EXERCISE BRIEF: Wherever the string "biocontrol" shows up in the data below, copy the whole line.

[Opening GIVEN INFORMATION section]

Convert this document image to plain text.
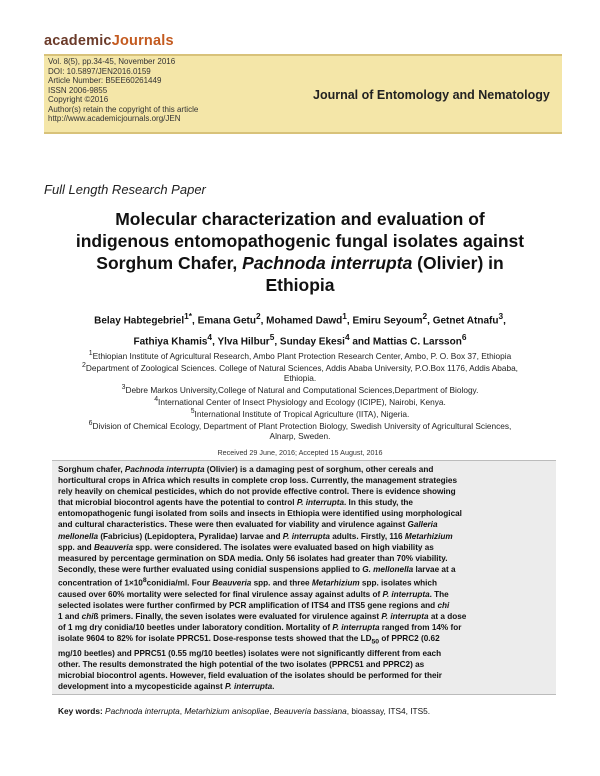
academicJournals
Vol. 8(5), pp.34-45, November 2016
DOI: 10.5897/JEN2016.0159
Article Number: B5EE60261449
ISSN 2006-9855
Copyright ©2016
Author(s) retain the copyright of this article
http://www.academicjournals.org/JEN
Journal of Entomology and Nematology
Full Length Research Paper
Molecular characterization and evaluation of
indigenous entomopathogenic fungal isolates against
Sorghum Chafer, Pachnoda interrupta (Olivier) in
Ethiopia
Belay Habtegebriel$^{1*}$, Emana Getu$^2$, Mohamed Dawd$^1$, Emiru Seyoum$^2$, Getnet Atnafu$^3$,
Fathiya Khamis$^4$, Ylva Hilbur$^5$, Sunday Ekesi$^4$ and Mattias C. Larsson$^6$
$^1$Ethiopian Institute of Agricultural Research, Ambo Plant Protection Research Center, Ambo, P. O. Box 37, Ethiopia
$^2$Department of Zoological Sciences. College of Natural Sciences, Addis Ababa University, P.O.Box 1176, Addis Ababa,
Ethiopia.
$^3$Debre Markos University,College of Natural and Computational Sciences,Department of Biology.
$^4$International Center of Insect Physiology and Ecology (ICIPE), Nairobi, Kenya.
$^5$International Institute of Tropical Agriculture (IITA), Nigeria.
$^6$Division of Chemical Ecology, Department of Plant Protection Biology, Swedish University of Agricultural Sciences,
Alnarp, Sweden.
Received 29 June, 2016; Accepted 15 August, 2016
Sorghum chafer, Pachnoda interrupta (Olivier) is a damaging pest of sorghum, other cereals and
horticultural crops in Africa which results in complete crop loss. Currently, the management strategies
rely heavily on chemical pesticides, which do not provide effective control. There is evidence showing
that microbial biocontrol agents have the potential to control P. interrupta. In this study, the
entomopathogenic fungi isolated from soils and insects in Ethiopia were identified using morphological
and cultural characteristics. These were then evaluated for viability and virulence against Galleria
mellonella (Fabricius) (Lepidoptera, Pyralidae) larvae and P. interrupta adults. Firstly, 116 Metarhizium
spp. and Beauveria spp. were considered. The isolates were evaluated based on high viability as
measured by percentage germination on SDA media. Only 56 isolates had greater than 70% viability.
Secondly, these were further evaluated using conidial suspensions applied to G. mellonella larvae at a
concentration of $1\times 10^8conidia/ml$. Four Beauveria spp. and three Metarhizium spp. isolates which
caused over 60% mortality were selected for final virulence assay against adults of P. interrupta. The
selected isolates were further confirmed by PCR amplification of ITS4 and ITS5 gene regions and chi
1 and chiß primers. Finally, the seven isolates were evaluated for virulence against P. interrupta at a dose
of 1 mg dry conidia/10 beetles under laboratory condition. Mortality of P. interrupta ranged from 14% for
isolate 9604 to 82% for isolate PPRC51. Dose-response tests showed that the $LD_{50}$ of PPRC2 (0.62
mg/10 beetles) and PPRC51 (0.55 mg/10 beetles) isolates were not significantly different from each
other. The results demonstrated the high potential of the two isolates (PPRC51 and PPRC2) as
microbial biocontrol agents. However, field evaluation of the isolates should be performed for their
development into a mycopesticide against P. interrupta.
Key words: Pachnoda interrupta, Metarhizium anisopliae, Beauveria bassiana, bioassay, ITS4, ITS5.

[Closing GIVEN INFORMATION section]

RESPONSE:
that microbial biocontrol agents have the potential to control P. interrupta. In this study, the
microbial biocontrol agents. However, field evaluation of the isolates should be performed for their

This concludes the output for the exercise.